Task prompt
Print all entries precisely as they are written.

BEGIN Records for the task

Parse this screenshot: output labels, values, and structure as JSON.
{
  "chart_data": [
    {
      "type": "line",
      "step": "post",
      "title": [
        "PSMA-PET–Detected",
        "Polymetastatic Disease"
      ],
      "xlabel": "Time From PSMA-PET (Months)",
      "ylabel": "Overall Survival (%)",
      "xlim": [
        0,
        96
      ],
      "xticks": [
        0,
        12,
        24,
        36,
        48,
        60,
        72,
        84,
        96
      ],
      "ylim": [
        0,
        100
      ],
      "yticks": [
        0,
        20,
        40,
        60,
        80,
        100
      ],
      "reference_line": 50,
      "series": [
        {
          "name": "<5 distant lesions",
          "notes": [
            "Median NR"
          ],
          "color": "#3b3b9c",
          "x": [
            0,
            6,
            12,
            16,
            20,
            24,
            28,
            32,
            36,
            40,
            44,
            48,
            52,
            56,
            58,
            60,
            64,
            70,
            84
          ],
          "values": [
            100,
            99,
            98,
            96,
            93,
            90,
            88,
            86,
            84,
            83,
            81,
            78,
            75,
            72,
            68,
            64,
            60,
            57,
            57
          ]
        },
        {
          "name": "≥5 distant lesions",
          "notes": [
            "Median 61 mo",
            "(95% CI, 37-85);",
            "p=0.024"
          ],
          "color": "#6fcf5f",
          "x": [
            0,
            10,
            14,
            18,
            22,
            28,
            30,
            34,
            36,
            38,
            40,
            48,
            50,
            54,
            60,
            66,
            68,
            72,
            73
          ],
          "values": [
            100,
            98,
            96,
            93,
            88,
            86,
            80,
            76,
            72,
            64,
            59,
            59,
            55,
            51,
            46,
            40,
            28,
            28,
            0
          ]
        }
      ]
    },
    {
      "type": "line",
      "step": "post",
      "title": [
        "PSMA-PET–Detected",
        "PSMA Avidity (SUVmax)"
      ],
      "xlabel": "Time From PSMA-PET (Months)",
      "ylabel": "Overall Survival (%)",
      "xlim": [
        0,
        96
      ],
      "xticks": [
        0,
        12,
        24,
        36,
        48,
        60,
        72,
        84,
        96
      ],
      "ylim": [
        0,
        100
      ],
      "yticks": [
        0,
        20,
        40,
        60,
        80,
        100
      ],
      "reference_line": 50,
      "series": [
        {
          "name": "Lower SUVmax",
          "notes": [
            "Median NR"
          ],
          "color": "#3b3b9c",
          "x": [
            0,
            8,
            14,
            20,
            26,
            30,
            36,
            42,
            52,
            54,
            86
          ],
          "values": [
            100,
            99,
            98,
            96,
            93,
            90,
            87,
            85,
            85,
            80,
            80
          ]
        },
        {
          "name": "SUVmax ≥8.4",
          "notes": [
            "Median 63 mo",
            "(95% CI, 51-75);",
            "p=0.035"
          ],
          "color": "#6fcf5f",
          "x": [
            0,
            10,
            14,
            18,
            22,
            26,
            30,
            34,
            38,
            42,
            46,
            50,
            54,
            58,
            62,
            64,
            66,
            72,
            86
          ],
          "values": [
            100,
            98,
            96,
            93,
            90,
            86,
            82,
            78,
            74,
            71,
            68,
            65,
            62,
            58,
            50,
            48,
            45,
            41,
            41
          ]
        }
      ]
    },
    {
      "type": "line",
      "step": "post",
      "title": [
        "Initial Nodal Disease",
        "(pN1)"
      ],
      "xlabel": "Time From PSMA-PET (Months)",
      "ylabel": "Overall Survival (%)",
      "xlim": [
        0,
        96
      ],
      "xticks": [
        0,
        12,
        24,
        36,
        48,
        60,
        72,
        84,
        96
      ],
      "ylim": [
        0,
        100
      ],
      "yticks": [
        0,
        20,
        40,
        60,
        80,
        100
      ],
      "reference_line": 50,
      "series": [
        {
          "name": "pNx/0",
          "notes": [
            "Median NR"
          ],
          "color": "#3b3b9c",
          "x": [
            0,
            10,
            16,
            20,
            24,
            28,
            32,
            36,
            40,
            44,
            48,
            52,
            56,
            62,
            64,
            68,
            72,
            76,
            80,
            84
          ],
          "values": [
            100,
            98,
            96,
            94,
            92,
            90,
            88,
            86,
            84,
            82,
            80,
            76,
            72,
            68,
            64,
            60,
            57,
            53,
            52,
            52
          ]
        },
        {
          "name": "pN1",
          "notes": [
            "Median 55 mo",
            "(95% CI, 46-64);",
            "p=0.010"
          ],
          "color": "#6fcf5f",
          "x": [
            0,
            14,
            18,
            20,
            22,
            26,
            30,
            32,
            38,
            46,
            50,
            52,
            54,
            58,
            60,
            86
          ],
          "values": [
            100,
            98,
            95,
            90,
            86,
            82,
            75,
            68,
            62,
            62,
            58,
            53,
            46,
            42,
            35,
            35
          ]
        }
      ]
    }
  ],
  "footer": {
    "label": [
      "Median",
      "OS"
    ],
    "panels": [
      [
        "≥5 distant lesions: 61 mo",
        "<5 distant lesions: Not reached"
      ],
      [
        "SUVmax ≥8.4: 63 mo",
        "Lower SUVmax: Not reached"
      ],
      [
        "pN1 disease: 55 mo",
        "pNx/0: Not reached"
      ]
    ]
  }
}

END Records for the task

Answer for the task
Parse this screenshot: output labels, values, and structure as JSON.
{
  "chart_data": [
    {
      "type": "line",
      "step": "post",
      "title": [
        "PSMA-PET–Detected",
        "Polymetastatic Disease"
      ],
      "xlabel": "Time From PSMA-PET (Months)",
      "ylabel": "Overall Survival (%)",
      "xlim": [
        0,
        96
      ],
      "xticks": [
        0,
        12,
        24,
        36,
        48,
        60,
        72,
        84,
        96
      ],
      "ylim": [
        0,
        100
      ],
      "yticks": [
        0,
        20,
        40,
        60,
        80,
        100
      ],
      "reference_line": 50,
      "series": [
        {
          "name": "<5 distant lesions",
          "notes": [
            "Median NR"
          ],
          "color": "#3b3b9c",
          "x": [
            0,
            6,
            12,
            16,
            20,
            24,
            28,
            32,
            36,
            40,
            44,
            48,
            52,
            56,
            58,
            60,
            64,
            70,
            84
          ],
          "values": [
            100,
            99,
            98,
            96,
            93,
            90,
            88,
            86,
            84,
            83,
            81,
            78,
            75,
            72,
            68,
            64,
            60,
            57,
            57
          ]
        },
        {
          "name": "≥5 distant lesions",
          "notes": [
            "Median 61 mo",
            "(95% CI, 37-85);",
            "p=0.024"
          ],
          "color": "#6fcf5f",
          "x": [
            0,
            10,
            14,
            18,
            22,
            28,
            30,
            34,
            36,
            38,
            40,
            48,
            50,
            54,
            60,
            66,
            68,
            72,
            73
          ],
          "values": [
            100,
            98,
            96,
            93,
            88,
            86,
            80,
            76,
            72,
            64,
            59,
            59,
            55,
            51,
            46,
            40,
            28,
            28,
            0
          ]
        }
      ]
    },
    {
      "type": "line",
      "step": "post",
      "title": [
        "PSMA-PET–Detected",
        "PSMA Avidity (SUVmax)"
      ],
      "xlabel": "Time From PSMA-PET (Months)",
      "ylabel": "Overall Survival (%)",
      "xlim": [
        0,
        96
      ],
      "xticks": [
        0,
        12,
        24,
        36,
        48,
        60,
        72,
        84,
        96
      ],
      "ylim": [
        0,
        100
      ],
      "yticks": [
        0,
        20,
        40,
        60,
        80,
        100
      ],
      "reference_line": 50,
      "series": [
        {
          "name": "Lower SUVmax",
          "notes": [
            "Median NR"
          ],
          "color": "#3b3b9c",
          "x": [
            0,
            8,
            14,
            20,
            26,
            30,
            36,
            42,
            52,
            54,
            86
          ],
          "values": [
            100,
            99,
            98,
            96,
            93,
            90,
            87,
            85,
            85,
            80,
            80
          ]
        },
        {
          "name": "SUVmax ≥8.4",
          "notes": [
            "Median 63 mo",
            "(95% CI, 51-75);",
            "p=0.035"
          ],
          "color": "#6fcf5f",
          "x": [
            0,
            10,
            14,
            18,
            22,
            26,
            30,
            34,
            38,
            42,
            46,
            50,
            54,
            58,
            62,
            64,
            66,
            72,
            86
          ],
          "values": [
            100,
            98,
            96,
            93,
            90,
            86,
            82,
            78,
            74,
            71,
            68,
            65,
            62,
            58,
            50,
            48,
            45,
            41,
            41
          ]
        }
      ]
    },
    {
      "type": "line",
      "step": "post",
      "title": [
        "Initial Nodal Disease",
        "(pN1)"
      ],
      "xlabel": "Time From PSMA-PET (Months)",
      "ylabel": "Overall Survival (%)",
      "xlim": [
        0,
        96
      ],
      "xticks": [
        0,
        12,
        24,
        36,
        48,
        60,
        72,
        84,
        96
      ],
      "ylim": [
        0,
        100
      ],
      "yticks": [
        0,
        20,
        40,
        60,
        80,
        100
      ],
      "reference_line": 50,
      "series": [
        {
          "name": "pNx/0",
          "notes": [
            "Median NR"
          ],
          "color": "#3b3b9c",
          "x": [
            0,
            10,
            16,
            20,
            24,
            28,
            32,
            36,
            40,
            44,
            48,
            52,
            56,
            62,
            64,
            68,
            72,
            76,
            80,
            84
          ],
          "values": [
            100,
            98,
            96,
            94,
            92,
            90,
            88,
            86,
            84,
            82,
            80,
            76,
            72,
            68,
            64,
            60,
            57,
            53,
            52,
            52
          ]
        },
        {
          "name": "pN1",
          "notes": [
            "Median 55 mo",
            "(95% CI, 46-64);",
            "p=0.010"
          ],
          "color": "#6fcf5f",
          "x": [
            0,
            14,
            18,
            20,
            22,
            26,
            30,
            32,
            38,
            46,
            50,
            52,
            54,
            58,
            60,
            86
          ],
          "values": [
            100,
            98,
            95,
            90,
            86,
            82,
            75,
            68,
            62,
            62,
            58,
            53,
            46,
            42,
            35,
            35
          ]
        }
      ]
    }
  ],
  "footer": {
    "label": [
      "Median",
      "OS"
    ],
    "panels": [
      [
        "≥5 distant lesions: 61 mo",
        "<5 distant lesions: Not reached"
      ],
      [
        "SUVmax ≥8.4: 63 mo",
        "Lower SUVmax: Not reached"
      ],
      [
        "pN1 disease: 55 mo",
        "pNx/0: Not reached"
      ]
    ]
  }
}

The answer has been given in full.